> _SET EXERCISE_
Take each line that has the word "ремонта" and return it.

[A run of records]

——————

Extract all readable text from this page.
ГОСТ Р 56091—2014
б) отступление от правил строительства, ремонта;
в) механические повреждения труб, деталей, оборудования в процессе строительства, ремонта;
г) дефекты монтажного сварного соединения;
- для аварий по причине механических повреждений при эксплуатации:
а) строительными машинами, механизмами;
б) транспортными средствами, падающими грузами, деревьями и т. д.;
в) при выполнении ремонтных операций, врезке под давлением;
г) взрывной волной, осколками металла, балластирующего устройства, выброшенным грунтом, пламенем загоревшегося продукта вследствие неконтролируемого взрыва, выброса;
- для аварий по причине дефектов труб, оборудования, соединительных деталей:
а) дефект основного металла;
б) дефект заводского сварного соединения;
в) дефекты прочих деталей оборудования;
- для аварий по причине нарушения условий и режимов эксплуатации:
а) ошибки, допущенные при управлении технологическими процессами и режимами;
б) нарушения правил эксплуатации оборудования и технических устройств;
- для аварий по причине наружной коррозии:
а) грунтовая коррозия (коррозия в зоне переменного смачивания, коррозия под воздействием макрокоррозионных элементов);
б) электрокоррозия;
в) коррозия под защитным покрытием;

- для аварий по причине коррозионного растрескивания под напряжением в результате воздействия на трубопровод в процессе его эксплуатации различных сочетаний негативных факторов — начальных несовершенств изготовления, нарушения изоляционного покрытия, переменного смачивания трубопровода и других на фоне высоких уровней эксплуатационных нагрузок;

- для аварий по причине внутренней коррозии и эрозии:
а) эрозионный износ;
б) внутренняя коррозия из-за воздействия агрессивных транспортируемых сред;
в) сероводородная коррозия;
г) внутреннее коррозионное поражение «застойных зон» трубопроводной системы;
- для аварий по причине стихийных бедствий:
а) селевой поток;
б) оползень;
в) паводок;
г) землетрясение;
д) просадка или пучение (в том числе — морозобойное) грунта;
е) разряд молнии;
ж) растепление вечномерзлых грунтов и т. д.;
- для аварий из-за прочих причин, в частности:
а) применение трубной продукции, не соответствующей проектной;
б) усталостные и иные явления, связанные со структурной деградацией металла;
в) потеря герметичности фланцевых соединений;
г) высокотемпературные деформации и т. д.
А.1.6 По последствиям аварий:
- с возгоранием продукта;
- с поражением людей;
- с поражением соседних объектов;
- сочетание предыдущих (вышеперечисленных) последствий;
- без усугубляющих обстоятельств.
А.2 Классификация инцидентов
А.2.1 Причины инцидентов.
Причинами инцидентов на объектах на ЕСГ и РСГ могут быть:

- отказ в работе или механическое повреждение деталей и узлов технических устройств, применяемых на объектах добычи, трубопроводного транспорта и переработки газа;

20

——————

> _ANSWER FOR THIS EXERCISE_
б) отступление от правил строительства, ремонта;
в) механические повреждения труб, деталей, оборудования в процессе строительства, ремонта;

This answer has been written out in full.